**Task details**
Repeat the listing that follows, character for character, minus the pictures.

[Data entries]

* START *

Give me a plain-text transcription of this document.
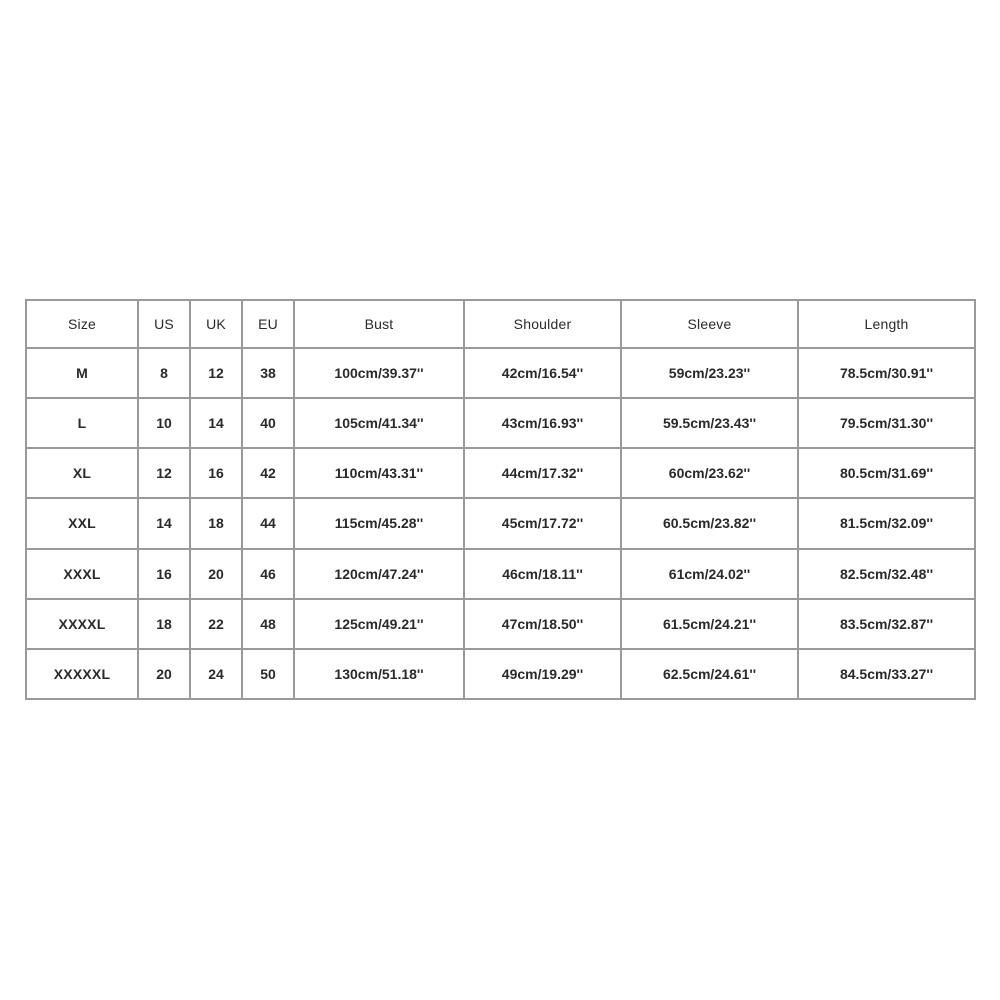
Size	US	UK	EU	Bust	Shoulder	Sleeve	Length
M	8	12	38	100cm/39.37''	42cm/16.54''	59cm/23.23''	78.5cm/30.91''
L	10	14	40	105cm/41.34''	43cm/16.93''	59.5cm/23.43''	79.5cm/31.30''
XL	12	16	42	110cm/43.31''	44cm/17.32''	60cm/23.62''	80.5cm/31.69''
XXL	14	18	44	115cm/45.28''	45cm/17.72''	60.5cm/23.82''	81.5cm/32.09''
XXXL	16	20	46	120cm/47.24''	46cm/18.11''	61cm/24.02''	82.5cm/32.48''
XXXXL	18	22	48	125cm/49.21''	47cm/18.50''	61.5cm/24.21''	83.5cm/32.87''
XXXXXL	20	24	50	130cm/51.18''	49cm/19.29''	62.5cm/24.61''	84.5cm/33.27''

* END *

**Correct response**
Give me a plain-text transcription of this document.
Size	US	UK	EU	Bust	Shoulder	Sleeve	Length
M	8	12	38	100cm/39.37''	42cm/16.54''	59cm/23.23''	78.5cm/30.91''
L	10	14	40	105cm/41.34''	43cm/16.93''	59.5cm/23.43''	79.5cm/31.30''
XL	12	16	42	110cm/43.31''	44cm/17.32''	60cm/23.62''	80.5cm/31.69''
XXL	14	18	44	115cm/45.28''	45cm/17.72''	60.5cm/23.82''	81.5cm/32.09''
XXXL	16	20	46	120cm/47.24''	46cm/18.11''	61cm/24.02''	82.5cm/32.48''
XXXXL	18	22	48	125cm/49.21''	47cm/18.50''	61.5cm/24.21''	83.5cm/32.87''
XXXXXL	20	24	50	130cm/51.18''	49cm/19.29''	62.5cm/24.61''	84.5cm/33.27''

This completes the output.